• Problem to work on
Please transcribe the data below exactly. Leave the pictures out.

===== Data supplied

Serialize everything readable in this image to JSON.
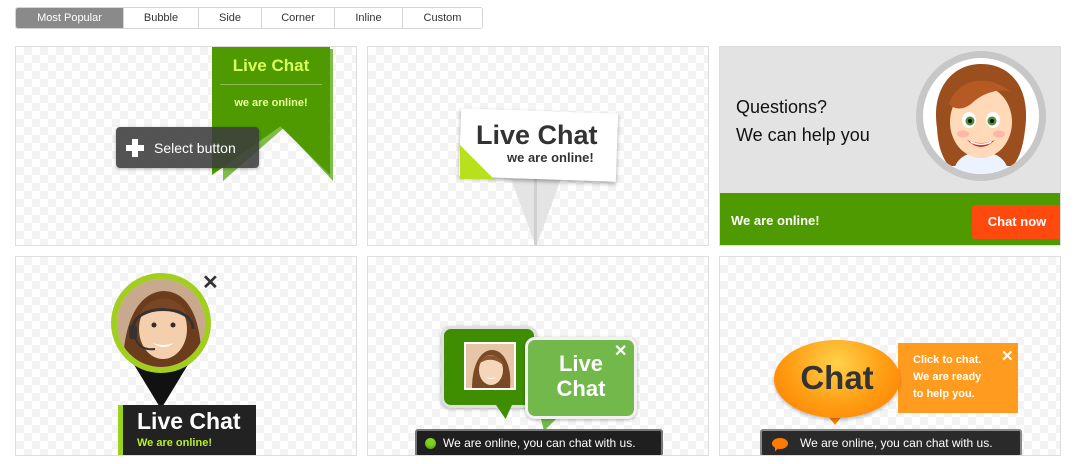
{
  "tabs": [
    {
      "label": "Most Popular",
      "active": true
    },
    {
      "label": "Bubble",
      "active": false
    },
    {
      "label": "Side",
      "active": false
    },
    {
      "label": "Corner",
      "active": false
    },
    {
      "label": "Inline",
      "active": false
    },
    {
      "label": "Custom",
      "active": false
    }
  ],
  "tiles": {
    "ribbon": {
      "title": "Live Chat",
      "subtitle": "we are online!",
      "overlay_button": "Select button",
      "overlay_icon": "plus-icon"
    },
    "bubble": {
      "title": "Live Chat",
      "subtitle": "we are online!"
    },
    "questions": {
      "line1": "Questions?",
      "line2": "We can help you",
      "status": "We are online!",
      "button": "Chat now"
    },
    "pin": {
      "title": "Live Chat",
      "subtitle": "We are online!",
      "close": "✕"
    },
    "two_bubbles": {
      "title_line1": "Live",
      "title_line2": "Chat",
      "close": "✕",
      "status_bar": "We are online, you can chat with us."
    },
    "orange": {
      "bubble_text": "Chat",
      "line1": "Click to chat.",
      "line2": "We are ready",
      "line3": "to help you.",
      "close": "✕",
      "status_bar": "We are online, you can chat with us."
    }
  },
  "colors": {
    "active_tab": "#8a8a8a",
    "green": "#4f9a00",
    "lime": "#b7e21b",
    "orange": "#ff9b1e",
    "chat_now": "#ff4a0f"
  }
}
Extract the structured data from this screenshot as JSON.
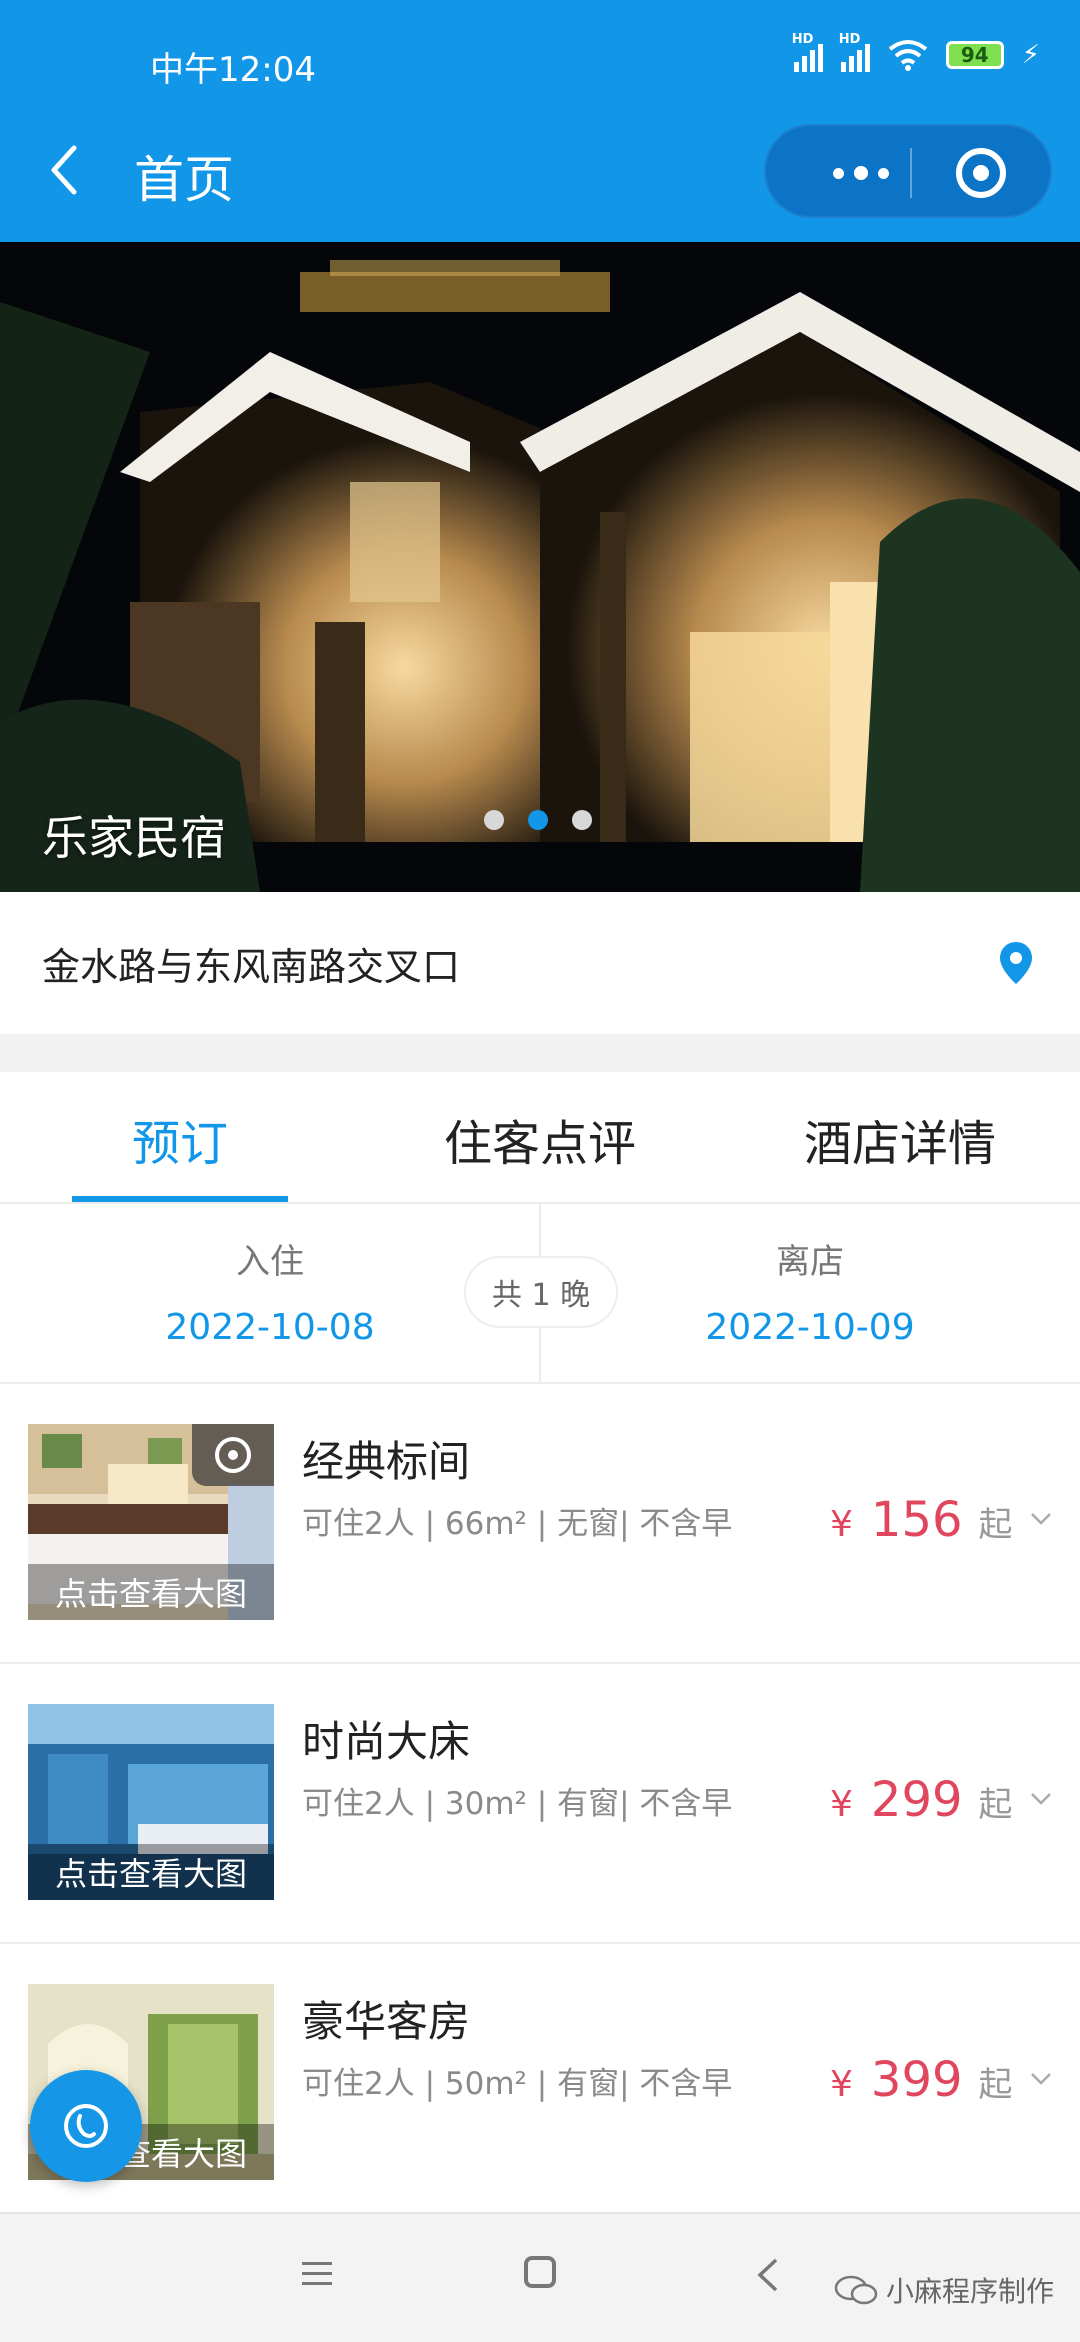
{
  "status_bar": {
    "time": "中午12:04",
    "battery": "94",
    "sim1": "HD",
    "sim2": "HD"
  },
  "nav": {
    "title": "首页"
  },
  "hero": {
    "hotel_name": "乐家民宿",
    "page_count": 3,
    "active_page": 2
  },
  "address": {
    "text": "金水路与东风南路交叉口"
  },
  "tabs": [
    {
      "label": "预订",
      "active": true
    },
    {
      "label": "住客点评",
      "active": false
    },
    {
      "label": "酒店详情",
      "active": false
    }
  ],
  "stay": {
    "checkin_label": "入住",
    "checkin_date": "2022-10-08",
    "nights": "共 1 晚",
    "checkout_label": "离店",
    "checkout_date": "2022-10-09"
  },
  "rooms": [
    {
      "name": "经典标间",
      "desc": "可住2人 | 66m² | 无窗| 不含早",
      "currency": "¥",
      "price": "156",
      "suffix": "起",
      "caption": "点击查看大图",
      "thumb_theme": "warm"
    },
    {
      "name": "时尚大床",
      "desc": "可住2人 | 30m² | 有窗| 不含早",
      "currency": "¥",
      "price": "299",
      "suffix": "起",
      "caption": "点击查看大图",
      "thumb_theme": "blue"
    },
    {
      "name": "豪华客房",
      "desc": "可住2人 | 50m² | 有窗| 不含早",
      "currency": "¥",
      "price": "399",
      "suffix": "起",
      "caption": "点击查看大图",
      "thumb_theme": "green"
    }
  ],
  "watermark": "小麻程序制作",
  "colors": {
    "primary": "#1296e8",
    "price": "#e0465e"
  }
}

==========

• Worked solution
Serialize everything readable in this image to JSON.
{
  "tabs": [
    {
      "label": "Most Popular",
      "active": true
    },
    {
      "label": "Bubble",
      "active": false
    },
    {
      "label": "Side",
      "active": false
    },
    {
      "label": "Corner",
      "active": false
    },
    {
      "label": "Inline",
      "active": false
    },
    {
      "label": "Custom",
      "active": false
    }
  ],
  "tiles": {
    "ribbon": {
      "title": "Live Chat",
      "subtitle": "we are online!",
      "overlay_button": "Select button",
      "overlay_icon": "plus-icon"
    },
    "bubble": {
      "title": "Live Chat",
      "subtitle": "we are online!"
    },
    "questions": {
      "line1": "Questions?",
      "line2": "We can help you",
      "status": "We are online!",
      "button": "Chat now"
    },
    "pin": {
      "title": "Live Chat",
      "subtitle": "We are online!",
      "close": "✕"
    },
    "two_bubbles": {
      "title_line1": "Live",
      "title_line2": "Chat",
      "close": "✕",
      "status_bar": "We are online, you can chat with us."
    },
    "orange": {
      "bubble_text": "Chat",
      "line1": "Click to chat.",
      "line2": "We are ready",
      "line3": "to help you.",
      "close": "✕",
      "status_bar": "We are online, you can chat with us."
    }
  },
  "colors": {
    "active_tab": "#8a8a8a",
    "green": "#4f9a00",
    "lime": "#b7e21b",
    "orange": "#ff9b1e",
    "chat_now": "#ff4a0f"
  }
}
Extract the structured data from this screenshot as JSON.
{
  "status_bar": {
    "time": "中午12:04",
    "battery": "94",
    "sim1": "HD",
    "sim2": "HD"
  },
  "nav": {
    "title": "首页"
  },
  "hero": {
    "hotel_name": "乐家民宿",
    "page_count": 3,
    "active_page": 2
  },
  "address": {
    "text": "金水路与东风南路交叉口"
  },
  "tabs": [
    {
      "label": "预订",
      "active": true
    },
    {
      "label": "住客点评",
      "active": false
    },
    {
      "label": "酒店详情",
      "active": false
    }
  ],
  "stay": {
    "checkin_label": "入住",
    "checkin_date": "2022-10-08",
    "nights": "共 1 晚",
    "checkout_label": "离店",
    "checkout_date": "2022-10-09"
  },
  "rooms": [
    {
      "name": "经典标间",
      "desc": "可住2人 | 66m² | 无窗| 不含早",
      "currency": "¥",
      "price": "156",
      "suffix": "起",
      "caption": "点击查看大图",
      "thumb_theme": "warm"
    },
    {
      "name": "时尚大床",
      "desc": "可住2人 | 30m² | 有窗| 不含早",
      "currency": "¥",
      "price": "299",
      "suffix": "起",
      "caption": "点击查看大图",
      "thumb_theme": "blue"
    },
    {
      "name": "豪华客房",
      "desc": "可住2人 | 50m² | 有窗| 不含早",
      "currency": "¥",
      "price": "399",
      "suffix": "起",
      "caption": "点击查看大图",
      "thumb_theme": "green"
    }
  ],
  "watermark": "小麻程序制作",
  "colors": {
    "primary": "#1296e8",
    "price": "#e0465e"
  }
}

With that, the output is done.